**Task:**
Work through the data below and give the number of lines holding "size", nothing more.

* * * * * * *

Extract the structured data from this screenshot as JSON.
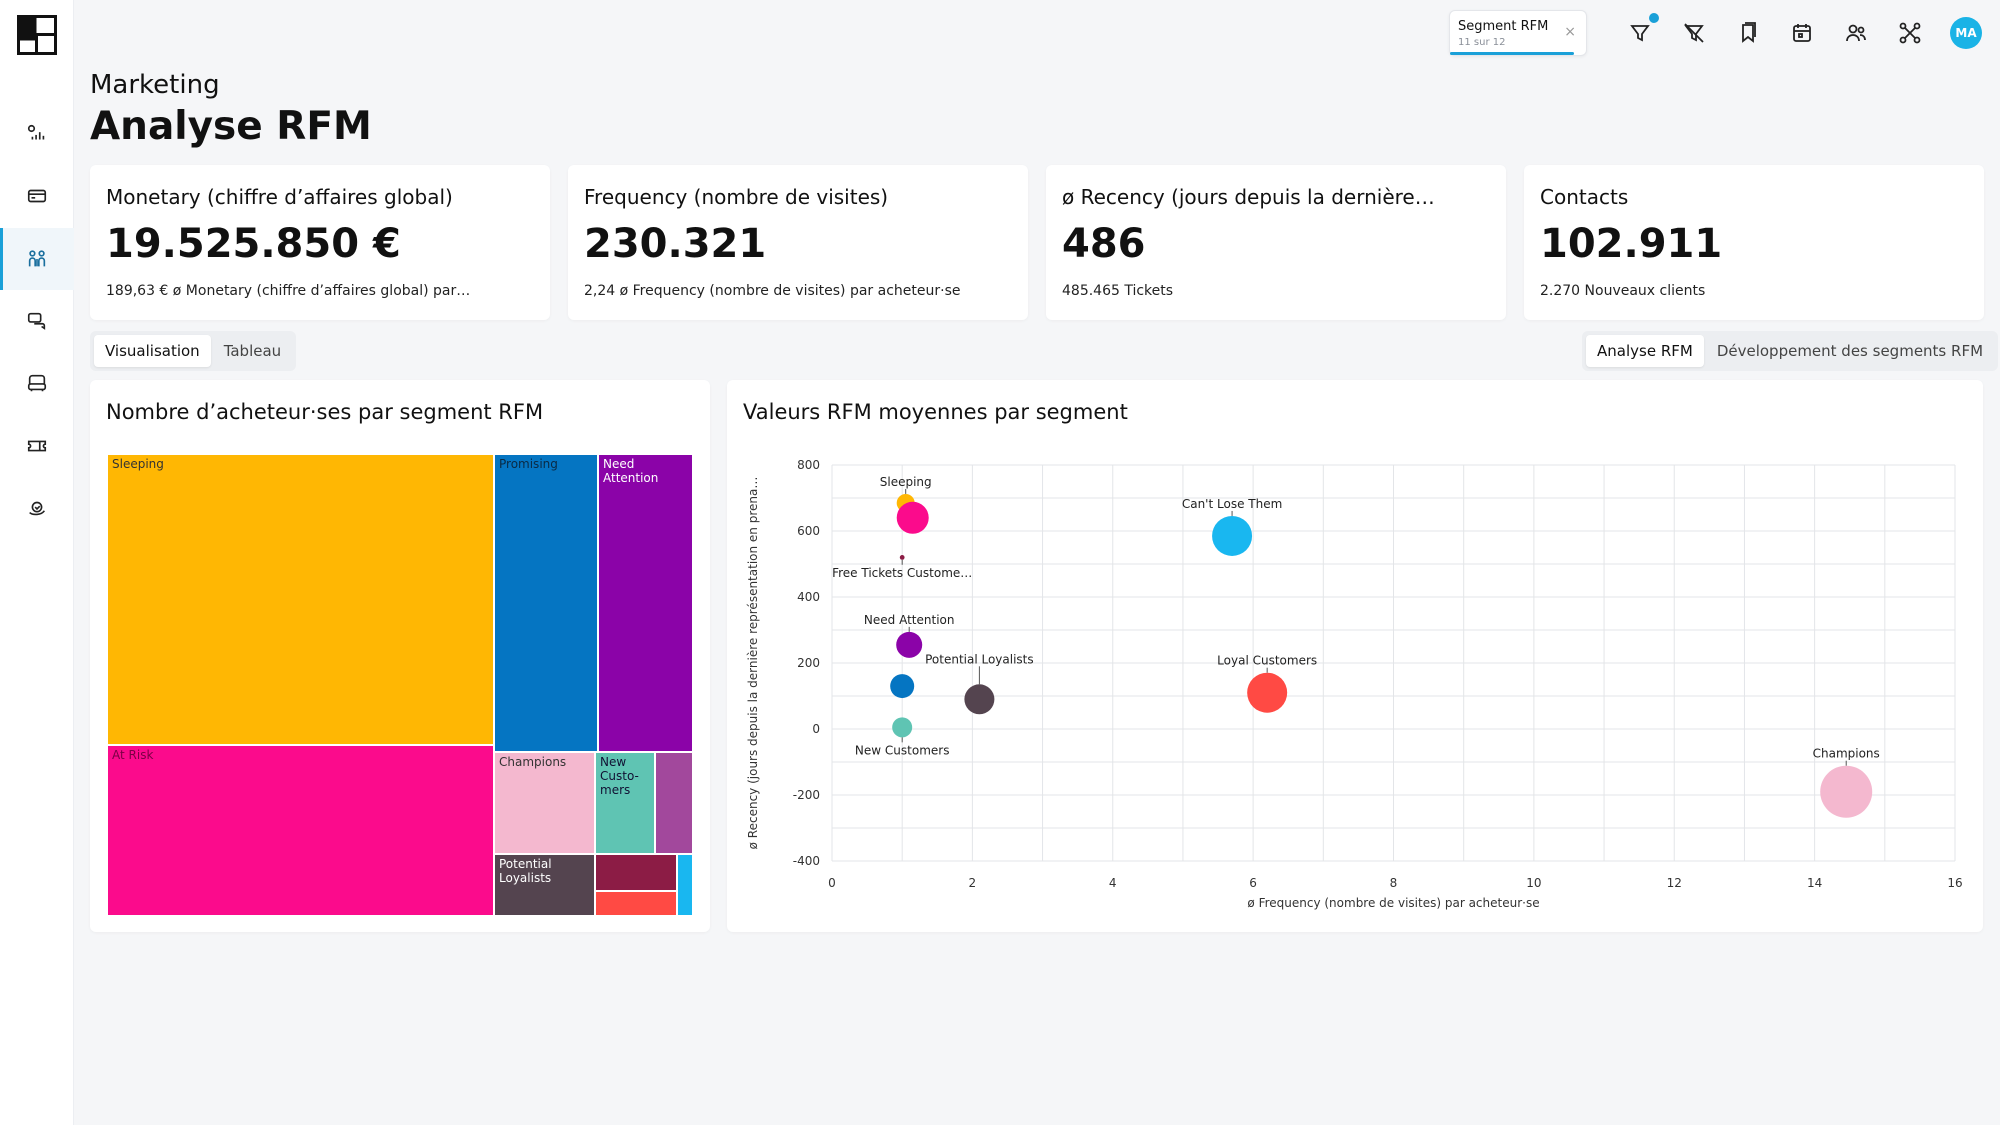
{
  "header": {
    "section": "Marketing",
    "title": "Analyse RFM"
  },
  "topbar": {
    "segment_tab": {
      "title": "Segment RFM",
      "subtitle": "11 sur 12",
      "close": "×",
      "progress": 0.917
    },
    "icons": [
      "filter-icon",
      "filter-off-icon",
      "bookmark-icon",
      "calendar-icon",
      "users-icon",
      "share-icon"
    ],
    "avatar": "MA",
    "accent": "#1aa0d8"
  },
  "sidebar": {
    "icons": [
      "analytics-icon",
      "card-icon",
      "people-icon",
      "chat-icon",
      "inbox-icon",
      "ticket-icon",
      "loyalty-icon"
    ],
    "active_index": 2
  },
  "kpis": [
    {
      "label": "Monetary (chiffre d’affaires global)",
      "value": "19.525.850 €",
      "sub": "189,63 € ø Monetary (chiffre d’affaires global) par…"
    },
    {
      "label": "Frequency (nombre de visites)",
      "value": "230.321",
      "sub": "2,24 ø Frequency (nombre de visites) par acheteur·se"
    },
    {
      "label": "ø Recency (jours depuis la dernière…",
      "value": "486",
      "sub": "485.465 Tickets"
    },
    {
      "label": "Contacts",
      "value": "102.911",
      "sub": "2.270 Nouveaux clients"
    }
  ],
  "view_toggle": {
    "options": [
      "Visualisation",
      "Tableau"
    ],
    "active": 0
  },
  "analysis_toggle": {
    "options": [
      "Analyse RFM",
      "Développement des segments RFM"
    ],
    "active": 0
  },
  "treemap": {
    "title": "Nombre d’acheteur·ses par segment RFM",
    "cells": [
      {
        "label": "Sleeping",
        "color": "#ffb703",
        "text_color": "#333"
      },
      {
        "label": "At Risk",
        "color": "#fb0b8c",
        "text_color": "#7a0044"
      },
      {
        "label": "Promising",
        "color": "#0575c2",
        "text_color": "#0a2a44"
      },
      {
        "label": "Need Attention",
        "color": "#8b03a8",
        "text_color": "#ffffff"
      },
      {
        "label": "Champions",
        "color": "#f4b8cf",
        "text_color": "#333"
      },
      {
        "label": "New Custo-mers",
        "color": "#5fc4b3",
        "text_color": "#113"
      },
      {
        "label": "",
        "color": "#a2489c",
        "text_color": "#fff"
      },
      {
        "label": "Potential Loyalists",
        "color": "#54444f",
        "text_color": "#ffffff"
      },
      {
        "label": "",
        "color": "#8c1c45",
        "text_color": "#fff"
      },
      {
        "label": "",
        "color": "#ff4a44",
        "text_color": "#fff"
      },
      {
        "label": "",
        "color": "#19b7f0",
        "text_color": "#fff"
      }
    ]
  },
  "chart_data": {
    "type": "scatter",
    "title": "Valeurs RFM moyennes par segment",
    "xlabel": "ø Frequency (nombre de visites) par acheteur·se",
    "ylabel": "ø Recency (jours depuis la dernière représentation en prena…",
    "xlim": [
      0,
      16
    ],
    "ylim": [
      -400,
      800
    ],
    "xticks": [
      0,
      2,
      4,
      6,
      8,
      10,
      12,
      14,
      16
    ],
    "yticks": [
      -400,
      -200,
      0,
      200,
      400,
      600,
      800
    ],
    "grid": true,
    "points": [
      {
        "name": "Sleeping",
        "x": 1.05,
        "y": 685,
        "size": 4.5,
        "color": "#ffb703",
        "label_pos": "above"
      },
      {
        "name": "At Risk",
        "x": 1.15,
        "y": 640,
        "size": 8,
        "color": "#fb0b8c",
        "label_pos": "none"
      },
      {
        "name": "Free Tickets Custome…",
        "x": 1.0,
        "y": 520,
        "size": 1.2,
        "color": "#8c1c45",
        "label_pos": "below"
      },
      {
        "name": "Can't Lose Them",
        "x": 5.7,
        "y": 585,
        "size": 10,
        "color": "#19b7f0",
        "label_pos": "above"
      },
      {
        "name": "Need Attention",
        "x": 1.1,
        "y": 255,
        "size": 6.5,
        "color": "#8b03a8",
        "label_pos": "above"
      },
      {
        "name": "Promising",
        "x": 1.0,
        "y": 130,
        "size": 6,
        "color": "#0575c2",
        "label_pos": "none"
      },
      {
        "name": "Potential Loyalists",
        "x": 2.1,
        "y": 90,
        "size": 7.5,
        "color": "#54444f",
        "label_pos": "above-right"
      },
      {
        "name": "New Customers",
        "x": 1.0,
        "y": 5,
        "size": 5,
        "color": "#5fc4b3",
        "label_pos": "below"
      },
      {
        "name": "Loyal Customers",
        "x": 6.2,
        "y": 110,
        "size": 10,
        "color": "#ff4a44",
        "label_pos": "above"
      },
      {
        "name": "Champions",
        "x": 14.45,
        "y": -190,
        "size": 13,
        "color": "#f4b8cf",
        "label_pos": "above"
      }
    ]
  }
}
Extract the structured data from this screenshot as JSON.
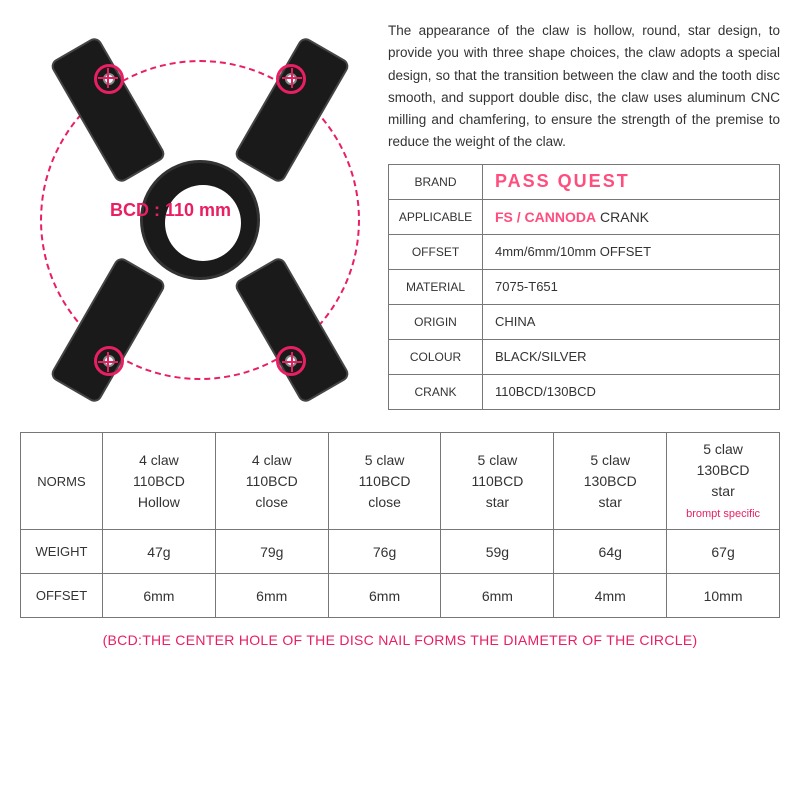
{
  "colors": {
    "accent": "#e91e63",
    "accent_light": "#ff4d7d",
    "text": "#333333",
    "border": "#777777",
    "product_body": "#1a1a1a",
    "background": "#ffffff"
  },
  "product_image": {
    "bcd_label": "BCD : 110 mm",
    "circle_dash": true
  },
  "description": "The appearance of the claw is hollow, round, star design, to provide you with three shape choices, the claw adopts a special design, so that the transition between the claw and the tooth disc smooth, and support double disc, the claw uses aluminum CNC milling and chamfering, to ensure the strength of the premise to reduce the weight of the claw.",
  "spec_rows": [
    {
      "label": "BRAND",
      "value": "PASS QUEST",
      "style": "brand"
    },
    {
      "label": "APPLICABLE",
      "value_main": "FS / CANNODA",
      "value_suffix": " CRANK",
      "style": "applicable"
    },
    {
      "label": "OFFSET",
      "value": "4mm/6mm/10mm OFFSET"
    },
    {
      "label": "MATERIAL",
      "value": "7075-T651"
    },
    {
      "label": "ORIGIN",
      "value": "CHINA"
    },
    {
      "label": "COLOUR",
      "value": "BLACK/SILVER"
    },
    {
      "label": "CRANK",
      "value": "110BCD/130BCD"
    }
  ],
  "norms": {
    "row_header": "NORMS",
    "weight_header": "WEIGHT",
    "offset_header": "OFFSET",
    "columns": [
      {
        "l1": "4 claw",
        "l2": "110BCD",
        "l3": "Hollow",
        "weight": "47g",
        "offset": "6mm"
      },
      {
        "l1": "4 claw",
        "l2": "110BCD",
        "l3": "close",
        "weight": "79g",
        "offset": "6mm"
      },
      {
        "l1": "5 claw",
        "l2": "110BCD",
        "l3": "close",
        "weight": "76g",
        "offset": "6mm"
      },
      {
        "l1": "5 claw",
        "l2": "110BCD",
        "l3": "star",
        "weight": "59g",
        "offset": "6mm"
      },
      {
        "l1": "5 claw",
        "l2": "130BCD",
        "l3": "star",
        "weight": "64g",
        "offset": "4mm"
      },
      {
        "l1": "5 claw",
        "l2": "130BCD",
        "l3": "star",
        "note": "brompt specific",
        "weight": "67g",
        "offset": "10mm"
      }
    ]
  },
  "footer": "(BCD:THE CENTER HOLE OF THE DISC NAIL FORMS THE DIAMETER OF THE CIRCLE)"
}
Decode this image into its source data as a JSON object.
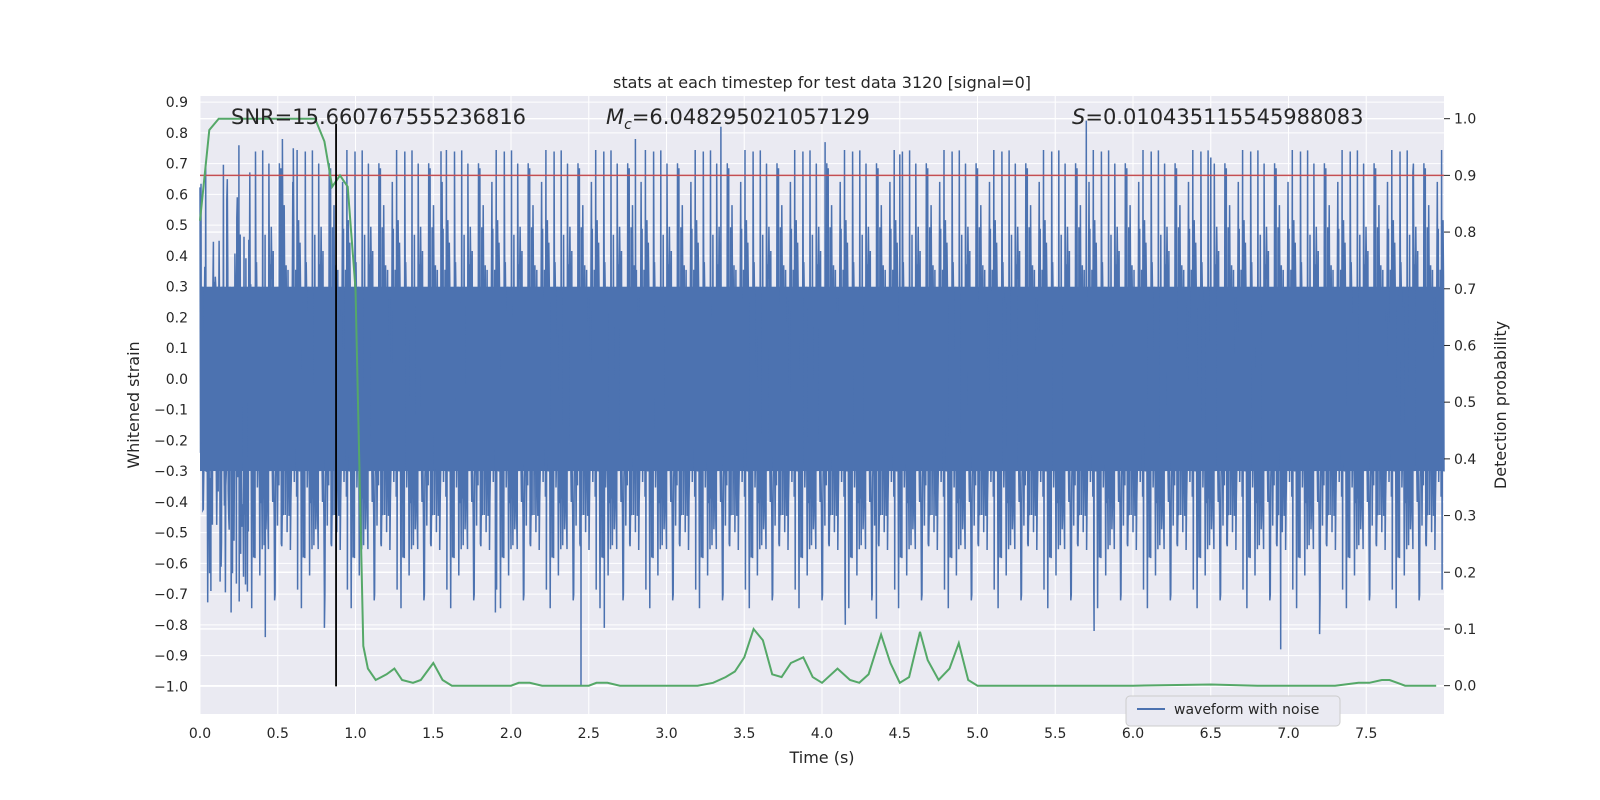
{
  "chart_data": {
    "type": "line",
    "title": "stats at each timestep for test data 3120 [signal=0]",
    "xlabel": "Time (s)",
    "ylabel": "Whitened strain",
    "ylabel_right": "Detection probability",
    "xlim": [
      0,
      8
    ],
    "ylim": [
      -1.09,
      0.92
    ],
    "ylim_right": [
      -0.05,
      1.04
    ],
    "x_ticks": [
      "0.0",
      "0.5",
      "1.0",
      "1.5",
      "2.0",
      "2.5",
      "3.0",
      "3.5",
      "4.0",
      "4.5",
      "5.0",
      "5.5",
      "6.0",
      "6.5",
      "7.0",
      "7.5"
    ],
    "x_tick_values": [
      0,
      0.5,
      1,
      1.5,
      2,
      2.5,
      3,
      3.5,
      4,
      4.5,
      5,
      5.5,
      6,
      6.5,
      7,
      7.5
    ],
    "y_ticks": [
      "0.9",
      "0.8",
      "0.7",
      "0.6",
      "0.5",
      "0.4",
      "0.3",
      "0.2",
      "0.1",
      "0.0",
      "−0.1",
      "−0.2",
      "−0.3",
      "−0.4",
      "−0.5",
      "−0.6",
      "−0.7",
      "−0.8",
      "−0.9",
      "−1.0"
    ],
    "y_tick_values": [
      0.9,
      0.8,
      0.7,
      0.6,
      0.5,
      0.4,
      0.3,
      0.2,
      0.1,
      0.0,
      -0.1,
      -0.2,
      -0.3,
      -0.4,
      -0.5,
      -0.6,
      -0.7,
      -0.8,
      -0.9,
      -1.0
    ],
    "y_right_ticks": [
      "1.0",
      "0.9",
      "0.8",
      "0.7",
      "0.6",
      "0.5",
      "0.4",
      "0.3",
      "0.2",
      "0.1",
      "0.0"
    ],
    "y_right_tick_values": [
      1.0,
      0.9,
      0.8,
      0.7,
      0.6,
      0.5,
      0.4,
      0.3,
      0.2,
      0.1,
      0.0
    ],
    "annotations": {
      "snr": "SNR=15.660767555236816",
      "mc_symbol": "M",
      "mc_sub": "c",
      "mc_value": "=6.048295021057129",
      "s_symbol": "S",
      "s_value": "=0.010435115545988083"
    },
    "threshold_line": {
      "y_right": 0.9,
      "color": "#c44e52"
    },
    "vertical_marker": {
      "x": 0.875,
      "y_from": -1.0,
      "y_to": 0.83,
      "color": "#000000"
    },
    "legend": {
      "label": "waveform with noise",
      "position": "lower-right"
    },
    "series": [
      {
        "name": "waveform with noise",
        "axis": "left",
        "color": "#4c72b0",
        "noise_envelope": {
          "typical_upper": 0.3,
          "typical_lower": -0.3,
          "peaks": [
            {
              "x": 0.25,
              "y": 0.76
            },
            {
              "x": 0.53,
              "y": 0.78
            },
            {
              "x": 0.6,
              "y": 0.75
            },
            {
              "x": 1.55,
              "y": 0.74
            },
            {
              "x": 2.8,
              "y": 0.78
            },
            {
              "x": 3.35,
              "y": 0.82
            },
            {
              "x": 4.02,
              "y": 0.77
            },
            {
              "x": 4.5,
              "y": 0.73
            },
            {
              "x": 5.7,
              "y": 0.84
            },
            {
              "x": 6.5,
              "y": 0.72
            },
            {
              "x": 7.8,
              "y": 0.67
            }
          ],
          "troughs": [
            {
              "x": 0.07,
              "y": -0.69
            },
            {
              "x": 0.2,
              "y": -0.76
            },
            {
              "x": 0.42,
              "y": -0.84
            },
            {
              "x": 0.8,
              "y": -0.81
            },
            {
              "x": 1.9,
              "y": -0.76
            },
            {
              "x": 2.45,
              "y": -1.0
            },
            {
              "x": 2.6,
              "y": -0.81
            },
            {
              "x": 4.15,
              "y": -0.8
            },
            {
              "x": 4.35,
              "y": -0.78
            },
            {
              "x": 5.75,
              "y": -0.82
            },
            {
              "x": 6.95,
              "y": -0.88
            },
            {
              "x": 7.2,
              "y": -0.83
            }
          ]
        }
      },
      {
        "name": "detection probability",
        "axis": "right",
        "color": "#55a868",
        "x": [
          0.0,
          0.06,
          0.12,
          0.2,
          0.3,
          0.4,
          0.5,
          0.6,
          0.7,
          0.74,
          0.8,
          0.85,
          0.9,
          0.95,
          1.0,
          1.05,
          1.08,
          1.13,
          1.2,
          1.25,
          1.3,
          1.37,
          1.42,
          1.5,
          1.56,
          1.62,
          1.75,
          1.9,
          2.0,
          2.05,
          2.12,
          2.2,
          2.3,
          2.4,
          2.5,
          2.55,
          2.62,
          2.7,
          2.8,
          3.0,
          3.2,
          3.3,
          3.38,
          3.44,
          3.5,
          3.56,
          3.62,
          3.68,
          3.74,
          3.8,
          3.88,
          3.94,
          4.0,
          4.1,
          4.18,
          4.24,
          4.3,
          4.38,
          4.44,
          4.5,
          4.56,
          4.63,
          4.68,
          4.75,
          4.82,
          4.88,
          4.94,
          5.0,
          5.2,
          5.5,
          6.0,
          6.5,
          6.8,
          7.0,
          7.3,
          7.45,
          7.52,
          7.6,
          7.65,
          7.75,
          7.85,
          7.95
        ],
        "values": [
          0.82,
          0.98,
          1.0,
          1.0,
          1.0,
          1.0,
          1.0,
          1.0,
          1.0,
          1.0,
          0.96,
          0.88,
          0.9,
          0.88,
          0.7,
          0.07,
          0.03,
          0.01,
          0.02,
          0.03,
          0.01,
          0.005,
          0.01,
          0.04,
          0.01,
          0.0,
          0.0,
          0.0,
          0.0,
          0.005,
          0.005,
          0.0,
          0.0,
          0.0,
          0.0,
          0.005,
          0.005,
          0.0,
          0.0,
          0.0,
          0.0,
          0.005,
          0.015,
          0.025,
          0.05,
          0.1,
          0.08,
          0.02,
          0.015,
          0.04,
          0.05,
          0.015,
          0.005,
          0.03,
          0.01,
          0.005,
          0.02,
          0.09,
          0.04,
          0.005,
          0.015,
          0.095,
          0.045,
          0.01,
          0.03,
          0.075,
          0.01,
          0.0,
          0.0,
          0.0,
          0.0,
          0.002,
          0.0,
          0.0,
          0.0,
          0.005,
          0.005,
          0.01,
          0.01,
          0.0,
          0.0,
          0.0
        ]
      }
    ]
  }
}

* * * * * * *

**Solution to the problem:**
10